__Task to complete__:
In the data below, find each line containing the string "background" and return it.

────────────────

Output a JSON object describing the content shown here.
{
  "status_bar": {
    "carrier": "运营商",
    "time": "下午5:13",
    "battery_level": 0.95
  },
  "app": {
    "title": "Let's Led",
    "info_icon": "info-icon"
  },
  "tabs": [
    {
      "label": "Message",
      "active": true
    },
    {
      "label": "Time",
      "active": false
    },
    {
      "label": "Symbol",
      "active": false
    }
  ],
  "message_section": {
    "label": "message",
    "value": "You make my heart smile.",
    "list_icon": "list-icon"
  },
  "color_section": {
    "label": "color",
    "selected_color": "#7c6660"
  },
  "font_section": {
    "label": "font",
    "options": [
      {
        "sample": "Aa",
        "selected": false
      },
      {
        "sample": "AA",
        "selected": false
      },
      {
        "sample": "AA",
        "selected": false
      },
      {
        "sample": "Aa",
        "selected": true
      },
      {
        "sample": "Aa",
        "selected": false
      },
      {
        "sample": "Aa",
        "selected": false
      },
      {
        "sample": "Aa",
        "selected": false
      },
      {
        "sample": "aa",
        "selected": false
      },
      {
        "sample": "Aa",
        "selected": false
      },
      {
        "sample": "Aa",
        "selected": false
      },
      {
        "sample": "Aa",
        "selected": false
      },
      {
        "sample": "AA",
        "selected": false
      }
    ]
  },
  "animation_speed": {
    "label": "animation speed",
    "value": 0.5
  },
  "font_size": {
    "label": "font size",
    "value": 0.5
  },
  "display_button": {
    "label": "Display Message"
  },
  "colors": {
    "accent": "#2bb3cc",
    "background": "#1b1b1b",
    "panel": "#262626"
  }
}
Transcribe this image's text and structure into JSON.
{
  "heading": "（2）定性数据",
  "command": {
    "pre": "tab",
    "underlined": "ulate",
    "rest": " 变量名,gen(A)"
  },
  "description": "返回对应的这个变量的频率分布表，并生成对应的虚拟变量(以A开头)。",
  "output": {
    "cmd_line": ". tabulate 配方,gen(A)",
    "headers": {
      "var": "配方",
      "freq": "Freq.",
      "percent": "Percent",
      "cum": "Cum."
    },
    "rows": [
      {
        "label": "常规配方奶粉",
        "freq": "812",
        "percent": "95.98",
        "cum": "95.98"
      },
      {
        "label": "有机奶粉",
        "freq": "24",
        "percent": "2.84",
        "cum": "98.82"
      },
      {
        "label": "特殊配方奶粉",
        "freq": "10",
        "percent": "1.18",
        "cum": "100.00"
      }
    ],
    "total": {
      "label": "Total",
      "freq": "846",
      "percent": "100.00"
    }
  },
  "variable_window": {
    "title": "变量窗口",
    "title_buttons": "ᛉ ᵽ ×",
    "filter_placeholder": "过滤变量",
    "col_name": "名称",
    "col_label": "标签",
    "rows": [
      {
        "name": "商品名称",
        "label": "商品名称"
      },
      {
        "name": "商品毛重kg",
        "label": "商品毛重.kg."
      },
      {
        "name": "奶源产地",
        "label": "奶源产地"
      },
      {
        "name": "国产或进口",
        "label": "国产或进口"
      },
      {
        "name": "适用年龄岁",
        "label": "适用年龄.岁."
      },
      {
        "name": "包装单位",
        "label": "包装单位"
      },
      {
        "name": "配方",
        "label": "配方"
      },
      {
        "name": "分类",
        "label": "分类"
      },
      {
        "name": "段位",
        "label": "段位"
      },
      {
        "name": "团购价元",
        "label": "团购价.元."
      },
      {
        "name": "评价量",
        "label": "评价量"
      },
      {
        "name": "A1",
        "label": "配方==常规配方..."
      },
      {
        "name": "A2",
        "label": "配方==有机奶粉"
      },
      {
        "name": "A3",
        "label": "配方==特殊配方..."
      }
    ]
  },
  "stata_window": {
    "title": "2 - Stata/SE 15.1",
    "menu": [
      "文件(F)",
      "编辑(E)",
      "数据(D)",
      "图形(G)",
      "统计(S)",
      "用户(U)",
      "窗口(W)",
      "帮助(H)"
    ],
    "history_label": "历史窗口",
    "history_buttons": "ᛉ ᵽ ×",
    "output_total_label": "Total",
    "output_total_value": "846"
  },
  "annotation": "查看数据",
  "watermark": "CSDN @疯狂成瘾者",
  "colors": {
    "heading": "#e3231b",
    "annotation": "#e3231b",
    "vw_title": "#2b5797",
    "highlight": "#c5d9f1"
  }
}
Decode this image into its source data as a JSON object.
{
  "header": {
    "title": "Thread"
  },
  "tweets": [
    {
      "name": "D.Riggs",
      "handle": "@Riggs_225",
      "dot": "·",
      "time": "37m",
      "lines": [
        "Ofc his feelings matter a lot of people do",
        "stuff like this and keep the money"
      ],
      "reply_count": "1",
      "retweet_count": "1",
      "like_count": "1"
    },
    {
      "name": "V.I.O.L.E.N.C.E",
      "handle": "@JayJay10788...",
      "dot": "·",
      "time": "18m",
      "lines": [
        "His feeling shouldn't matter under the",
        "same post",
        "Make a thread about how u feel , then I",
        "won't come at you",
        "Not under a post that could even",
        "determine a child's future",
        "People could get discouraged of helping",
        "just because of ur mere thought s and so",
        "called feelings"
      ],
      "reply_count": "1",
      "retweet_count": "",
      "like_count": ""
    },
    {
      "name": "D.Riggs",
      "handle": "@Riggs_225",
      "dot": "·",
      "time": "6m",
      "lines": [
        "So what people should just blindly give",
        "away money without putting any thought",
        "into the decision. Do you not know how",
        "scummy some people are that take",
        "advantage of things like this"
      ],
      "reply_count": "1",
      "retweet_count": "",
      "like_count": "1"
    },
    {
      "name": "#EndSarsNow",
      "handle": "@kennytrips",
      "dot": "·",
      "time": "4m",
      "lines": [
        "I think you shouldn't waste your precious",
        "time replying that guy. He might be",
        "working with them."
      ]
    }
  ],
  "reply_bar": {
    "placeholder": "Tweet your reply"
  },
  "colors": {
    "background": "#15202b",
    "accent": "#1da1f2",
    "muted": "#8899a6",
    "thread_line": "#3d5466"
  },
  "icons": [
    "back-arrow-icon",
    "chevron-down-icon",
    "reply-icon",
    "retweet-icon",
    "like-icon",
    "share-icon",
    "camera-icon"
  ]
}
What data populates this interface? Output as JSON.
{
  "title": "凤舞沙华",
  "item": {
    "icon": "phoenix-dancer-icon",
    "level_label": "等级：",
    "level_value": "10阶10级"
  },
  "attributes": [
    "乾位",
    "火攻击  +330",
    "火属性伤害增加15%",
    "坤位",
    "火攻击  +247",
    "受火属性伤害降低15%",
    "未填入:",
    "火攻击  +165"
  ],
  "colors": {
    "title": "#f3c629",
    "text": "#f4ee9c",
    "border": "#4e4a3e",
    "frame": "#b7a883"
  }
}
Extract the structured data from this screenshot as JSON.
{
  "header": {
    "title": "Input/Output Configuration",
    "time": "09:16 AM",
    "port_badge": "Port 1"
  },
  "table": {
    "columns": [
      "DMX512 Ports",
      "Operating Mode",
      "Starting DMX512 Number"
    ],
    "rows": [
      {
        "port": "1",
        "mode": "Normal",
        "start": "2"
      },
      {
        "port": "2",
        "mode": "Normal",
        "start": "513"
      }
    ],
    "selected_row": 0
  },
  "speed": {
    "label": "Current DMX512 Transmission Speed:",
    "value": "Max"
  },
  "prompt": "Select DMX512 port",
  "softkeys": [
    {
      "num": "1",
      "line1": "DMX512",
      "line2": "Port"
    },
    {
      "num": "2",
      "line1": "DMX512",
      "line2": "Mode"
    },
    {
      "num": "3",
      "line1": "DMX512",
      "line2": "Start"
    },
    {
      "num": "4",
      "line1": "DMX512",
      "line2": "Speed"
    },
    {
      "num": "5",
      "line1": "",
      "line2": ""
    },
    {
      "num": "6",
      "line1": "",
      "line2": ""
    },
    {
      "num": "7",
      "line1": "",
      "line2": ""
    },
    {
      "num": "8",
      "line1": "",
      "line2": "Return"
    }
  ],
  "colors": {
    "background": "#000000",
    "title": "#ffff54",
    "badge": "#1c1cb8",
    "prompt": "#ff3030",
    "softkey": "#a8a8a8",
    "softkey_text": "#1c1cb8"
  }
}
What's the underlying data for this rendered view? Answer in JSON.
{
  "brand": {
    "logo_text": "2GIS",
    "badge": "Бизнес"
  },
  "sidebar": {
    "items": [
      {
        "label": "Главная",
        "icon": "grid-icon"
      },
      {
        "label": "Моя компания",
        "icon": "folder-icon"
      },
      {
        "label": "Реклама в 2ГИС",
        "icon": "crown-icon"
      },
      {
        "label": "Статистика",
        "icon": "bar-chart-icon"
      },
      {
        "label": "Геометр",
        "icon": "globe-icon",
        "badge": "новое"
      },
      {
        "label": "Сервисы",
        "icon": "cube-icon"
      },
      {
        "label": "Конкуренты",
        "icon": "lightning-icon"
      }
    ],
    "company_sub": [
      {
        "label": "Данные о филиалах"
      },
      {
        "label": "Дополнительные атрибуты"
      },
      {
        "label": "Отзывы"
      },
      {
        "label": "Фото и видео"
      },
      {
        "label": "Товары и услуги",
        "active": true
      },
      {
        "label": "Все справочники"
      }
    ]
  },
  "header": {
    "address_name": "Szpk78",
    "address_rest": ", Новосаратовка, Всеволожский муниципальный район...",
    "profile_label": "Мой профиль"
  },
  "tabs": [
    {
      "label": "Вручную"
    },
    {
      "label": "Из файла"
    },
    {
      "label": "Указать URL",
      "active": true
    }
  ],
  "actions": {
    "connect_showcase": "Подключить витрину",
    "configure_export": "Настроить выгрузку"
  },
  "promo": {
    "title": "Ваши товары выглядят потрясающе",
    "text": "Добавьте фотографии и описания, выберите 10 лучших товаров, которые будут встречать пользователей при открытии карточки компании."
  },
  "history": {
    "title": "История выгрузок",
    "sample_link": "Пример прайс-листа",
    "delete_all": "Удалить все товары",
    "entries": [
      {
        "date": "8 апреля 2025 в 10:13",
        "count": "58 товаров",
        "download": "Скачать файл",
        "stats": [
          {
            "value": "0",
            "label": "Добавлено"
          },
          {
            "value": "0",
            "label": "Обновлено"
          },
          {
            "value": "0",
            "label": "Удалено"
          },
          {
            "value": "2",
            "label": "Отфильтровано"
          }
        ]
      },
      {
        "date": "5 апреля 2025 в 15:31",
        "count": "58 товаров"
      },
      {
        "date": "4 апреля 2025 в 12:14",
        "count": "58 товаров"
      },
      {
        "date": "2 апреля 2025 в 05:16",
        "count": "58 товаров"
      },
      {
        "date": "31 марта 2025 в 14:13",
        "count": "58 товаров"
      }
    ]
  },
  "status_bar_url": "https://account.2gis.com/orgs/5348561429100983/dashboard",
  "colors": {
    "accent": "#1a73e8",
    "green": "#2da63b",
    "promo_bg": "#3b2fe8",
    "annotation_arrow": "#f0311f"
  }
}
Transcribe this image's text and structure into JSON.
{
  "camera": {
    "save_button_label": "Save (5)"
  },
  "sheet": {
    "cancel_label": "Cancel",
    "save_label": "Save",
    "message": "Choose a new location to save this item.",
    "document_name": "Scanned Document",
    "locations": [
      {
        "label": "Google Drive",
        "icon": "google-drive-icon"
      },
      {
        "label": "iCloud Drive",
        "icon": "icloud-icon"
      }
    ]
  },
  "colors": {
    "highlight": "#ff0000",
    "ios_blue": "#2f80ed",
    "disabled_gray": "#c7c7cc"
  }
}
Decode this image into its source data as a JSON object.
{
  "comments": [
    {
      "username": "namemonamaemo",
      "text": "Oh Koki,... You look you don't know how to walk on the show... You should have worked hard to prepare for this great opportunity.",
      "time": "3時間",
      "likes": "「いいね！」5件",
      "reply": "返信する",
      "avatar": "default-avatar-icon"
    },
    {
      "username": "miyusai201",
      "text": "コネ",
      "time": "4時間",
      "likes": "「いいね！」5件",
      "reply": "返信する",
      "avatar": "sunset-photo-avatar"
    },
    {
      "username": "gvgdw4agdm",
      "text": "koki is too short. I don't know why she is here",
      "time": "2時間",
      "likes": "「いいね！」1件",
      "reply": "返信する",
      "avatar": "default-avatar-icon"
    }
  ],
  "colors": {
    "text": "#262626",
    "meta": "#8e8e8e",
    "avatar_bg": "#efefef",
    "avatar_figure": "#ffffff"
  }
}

────────────────

__Result__:
    "background": "#1b1b1b",
    "background": "#15202b",
    "background": "#000000",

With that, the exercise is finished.